Extract every line where the string "close" appears.

####

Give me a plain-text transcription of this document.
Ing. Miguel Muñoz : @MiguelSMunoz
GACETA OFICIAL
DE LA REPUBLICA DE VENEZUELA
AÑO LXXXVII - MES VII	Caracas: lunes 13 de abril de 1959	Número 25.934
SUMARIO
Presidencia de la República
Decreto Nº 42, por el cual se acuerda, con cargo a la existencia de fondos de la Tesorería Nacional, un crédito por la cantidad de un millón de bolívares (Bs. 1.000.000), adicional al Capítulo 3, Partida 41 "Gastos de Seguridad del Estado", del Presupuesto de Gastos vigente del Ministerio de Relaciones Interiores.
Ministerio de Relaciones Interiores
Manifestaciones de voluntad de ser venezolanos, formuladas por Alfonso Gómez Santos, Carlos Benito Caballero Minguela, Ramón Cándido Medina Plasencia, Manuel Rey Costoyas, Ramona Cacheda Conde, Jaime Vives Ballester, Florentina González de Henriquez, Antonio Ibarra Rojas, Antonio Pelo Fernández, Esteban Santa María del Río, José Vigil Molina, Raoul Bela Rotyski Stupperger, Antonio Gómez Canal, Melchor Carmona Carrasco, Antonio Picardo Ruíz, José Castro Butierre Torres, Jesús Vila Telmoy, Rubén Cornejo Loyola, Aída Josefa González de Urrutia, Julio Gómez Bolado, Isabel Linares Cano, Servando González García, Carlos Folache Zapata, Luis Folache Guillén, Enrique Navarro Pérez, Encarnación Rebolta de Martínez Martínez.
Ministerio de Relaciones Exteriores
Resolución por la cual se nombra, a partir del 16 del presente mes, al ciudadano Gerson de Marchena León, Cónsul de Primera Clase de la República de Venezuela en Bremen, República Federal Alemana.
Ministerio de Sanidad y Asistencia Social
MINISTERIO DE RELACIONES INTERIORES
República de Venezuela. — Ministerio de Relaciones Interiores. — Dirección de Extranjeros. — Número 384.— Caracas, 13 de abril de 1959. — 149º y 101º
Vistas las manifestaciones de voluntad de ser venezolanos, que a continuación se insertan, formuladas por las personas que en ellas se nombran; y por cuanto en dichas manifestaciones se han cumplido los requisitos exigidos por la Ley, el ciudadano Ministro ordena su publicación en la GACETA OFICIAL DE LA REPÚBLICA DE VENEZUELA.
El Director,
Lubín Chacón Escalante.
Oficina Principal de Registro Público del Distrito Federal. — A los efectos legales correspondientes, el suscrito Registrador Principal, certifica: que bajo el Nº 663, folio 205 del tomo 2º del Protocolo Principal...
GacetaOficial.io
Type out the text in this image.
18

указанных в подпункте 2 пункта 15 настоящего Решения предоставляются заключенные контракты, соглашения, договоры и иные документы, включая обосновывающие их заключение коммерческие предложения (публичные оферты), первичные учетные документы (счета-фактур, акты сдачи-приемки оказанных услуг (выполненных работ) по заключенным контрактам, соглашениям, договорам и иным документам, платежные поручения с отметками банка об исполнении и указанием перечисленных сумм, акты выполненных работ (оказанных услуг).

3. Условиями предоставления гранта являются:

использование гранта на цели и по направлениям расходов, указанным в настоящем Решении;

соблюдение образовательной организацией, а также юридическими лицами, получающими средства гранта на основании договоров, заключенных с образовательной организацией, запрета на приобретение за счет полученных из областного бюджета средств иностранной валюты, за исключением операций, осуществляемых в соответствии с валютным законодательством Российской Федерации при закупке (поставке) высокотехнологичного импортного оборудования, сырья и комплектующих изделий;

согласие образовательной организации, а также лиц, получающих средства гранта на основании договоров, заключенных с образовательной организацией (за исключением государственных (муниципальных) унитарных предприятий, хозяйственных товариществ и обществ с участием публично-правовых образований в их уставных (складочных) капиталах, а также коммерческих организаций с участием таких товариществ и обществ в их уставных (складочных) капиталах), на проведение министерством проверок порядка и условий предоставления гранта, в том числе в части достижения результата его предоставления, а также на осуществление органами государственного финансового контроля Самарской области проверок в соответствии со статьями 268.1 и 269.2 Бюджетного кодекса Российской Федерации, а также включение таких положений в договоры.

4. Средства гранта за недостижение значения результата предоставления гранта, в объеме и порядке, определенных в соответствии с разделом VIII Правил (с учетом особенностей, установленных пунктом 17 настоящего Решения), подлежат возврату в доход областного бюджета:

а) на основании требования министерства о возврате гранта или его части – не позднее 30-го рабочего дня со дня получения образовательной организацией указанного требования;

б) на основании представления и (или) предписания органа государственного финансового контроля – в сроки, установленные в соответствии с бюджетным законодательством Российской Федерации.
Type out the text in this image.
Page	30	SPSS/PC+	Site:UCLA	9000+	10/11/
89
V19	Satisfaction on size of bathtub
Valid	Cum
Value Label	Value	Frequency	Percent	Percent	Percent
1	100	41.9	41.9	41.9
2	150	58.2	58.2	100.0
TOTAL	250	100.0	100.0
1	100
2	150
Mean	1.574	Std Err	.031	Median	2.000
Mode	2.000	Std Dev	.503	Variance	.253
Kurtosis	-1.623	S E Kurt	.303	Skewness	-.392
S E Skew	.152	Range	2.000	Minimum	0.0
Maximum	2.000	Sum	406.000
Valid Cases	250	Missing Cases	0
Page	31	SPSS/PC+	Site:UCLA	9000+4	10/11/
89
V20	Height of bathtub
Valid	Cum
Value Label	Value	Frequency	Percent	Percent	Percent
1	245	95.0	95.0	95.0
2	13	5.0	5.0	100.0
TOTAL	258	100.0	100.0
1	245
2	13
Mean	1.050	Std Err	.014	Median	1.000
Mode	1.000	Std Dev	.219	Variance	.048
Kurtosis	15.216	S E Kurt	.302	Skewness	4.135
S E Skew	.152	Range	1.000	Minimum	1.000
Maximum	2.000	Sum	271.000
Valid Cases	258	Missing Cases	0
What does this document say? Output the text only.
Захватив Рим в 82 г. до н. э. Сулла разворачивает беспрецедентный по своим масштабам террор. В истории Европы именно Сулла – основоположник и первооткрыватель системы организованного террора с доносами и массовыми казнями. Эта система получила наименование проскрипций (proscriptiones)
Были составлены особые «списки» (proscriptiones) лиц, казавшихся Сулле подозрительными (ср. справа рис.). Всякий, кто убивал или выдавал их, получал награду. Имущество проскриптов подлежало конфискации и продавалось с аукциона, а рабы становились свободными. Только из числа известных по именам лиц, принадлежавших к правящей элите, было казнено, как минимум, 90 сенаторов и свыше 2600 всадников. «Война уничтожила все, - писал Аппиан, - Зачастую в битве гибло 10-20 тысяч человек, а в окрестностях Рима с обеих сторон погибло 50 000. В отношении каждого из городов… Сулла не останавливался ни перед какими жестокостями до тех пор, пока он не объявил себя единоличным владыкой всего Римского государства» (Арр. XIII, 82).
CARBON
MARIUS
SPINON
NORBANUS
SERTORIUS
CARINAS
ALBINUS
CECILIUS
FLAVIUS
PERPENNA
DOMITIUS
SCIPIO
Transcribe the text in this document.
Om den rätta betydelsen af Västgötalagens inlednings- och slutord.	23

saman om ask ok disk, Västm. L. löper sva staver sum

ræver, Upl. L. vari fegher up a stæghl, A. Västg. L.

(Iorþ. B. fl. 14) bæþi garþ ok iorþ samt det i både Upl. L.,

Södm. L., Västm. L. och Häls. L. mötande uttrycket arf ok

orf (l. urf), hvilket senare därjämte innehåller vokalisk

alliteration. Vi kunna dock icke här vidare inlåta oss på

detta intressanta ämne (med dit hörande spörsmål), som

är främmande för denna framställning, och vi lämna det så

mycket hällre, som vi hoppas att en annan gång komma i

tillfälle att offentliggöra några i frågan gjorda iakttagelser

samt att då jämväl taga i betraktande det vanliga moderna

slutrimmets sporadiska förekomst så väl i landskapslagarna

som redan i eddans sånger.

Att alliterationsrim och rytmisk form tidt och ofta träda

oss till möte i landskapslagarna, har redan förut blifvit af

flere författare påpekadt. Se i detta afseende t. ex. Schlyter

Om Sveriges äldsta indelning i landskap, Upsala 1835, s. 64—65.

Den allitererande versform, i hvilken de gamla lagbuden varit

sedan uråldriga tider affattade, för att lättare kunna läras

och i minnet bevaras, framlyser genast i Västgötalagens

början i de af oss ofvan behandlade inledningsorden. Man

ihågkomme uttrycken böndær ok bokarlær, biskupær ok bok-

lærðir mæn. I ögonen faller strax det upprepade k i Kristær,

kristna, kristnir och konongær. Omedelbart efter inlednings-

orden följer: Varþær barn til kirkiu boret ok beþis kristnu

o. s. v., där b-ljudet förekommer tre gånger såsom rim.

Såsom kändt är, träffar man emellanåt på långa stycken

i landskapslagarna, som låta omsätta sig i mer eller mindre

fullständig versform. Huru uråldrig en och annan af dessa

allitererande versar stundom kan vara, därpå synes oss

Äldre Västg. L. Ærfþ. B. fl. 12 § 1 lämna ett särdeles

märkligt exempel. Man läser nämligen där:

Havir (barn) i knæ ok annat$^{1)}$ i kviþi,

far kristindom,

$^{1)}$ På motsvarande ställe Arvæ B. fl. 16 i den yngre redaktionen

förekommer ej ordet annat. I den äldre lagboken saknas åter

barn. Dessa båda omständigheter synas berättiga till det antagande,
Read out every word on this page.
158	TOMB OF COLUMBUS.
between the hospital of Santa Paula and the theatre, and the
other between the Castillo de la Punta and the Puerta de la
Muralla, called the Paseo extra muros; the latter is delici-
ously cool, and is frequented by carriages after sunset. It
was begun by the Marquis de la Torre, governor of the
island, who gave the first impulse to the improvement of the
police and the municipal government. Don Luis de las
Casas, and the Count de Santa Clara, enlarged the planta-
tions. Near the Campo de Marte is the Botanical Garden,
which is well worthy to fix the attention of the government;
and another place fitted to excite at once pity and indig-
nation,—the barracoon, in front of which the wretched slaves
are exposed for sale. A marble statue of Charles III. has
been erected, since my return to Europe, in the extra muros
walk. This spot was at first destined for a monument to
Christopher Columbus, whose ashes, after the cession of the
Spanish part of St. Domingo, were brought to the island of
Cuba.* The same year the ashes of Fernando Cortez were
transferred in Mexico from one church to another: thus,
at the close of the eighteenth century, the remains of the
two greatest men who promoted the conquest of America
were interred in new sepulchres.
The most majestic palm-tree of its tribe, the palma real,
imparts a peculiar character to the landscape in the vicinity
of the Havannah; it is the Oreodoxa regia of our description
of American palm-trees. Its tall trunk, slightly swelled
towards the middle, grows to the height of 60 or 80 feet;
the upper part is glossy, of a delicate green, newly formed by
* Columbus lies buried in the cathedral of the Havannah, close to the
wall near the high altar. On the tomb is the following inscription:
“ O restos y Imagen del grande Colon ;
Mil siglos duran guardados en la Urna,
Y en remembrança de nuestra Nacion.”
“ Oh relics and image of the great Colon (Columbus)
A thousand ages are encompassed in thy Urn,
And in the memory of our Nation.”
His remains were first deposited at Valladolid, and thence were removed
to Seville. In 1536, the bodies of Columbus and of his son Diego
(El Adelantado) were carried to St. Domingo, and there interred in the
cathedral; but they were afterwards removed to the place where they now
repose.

####

Result of this task
at the close of the eighteenth century, the remains of the
* Columbus lies buried in the cathedral of the Havannah, close to the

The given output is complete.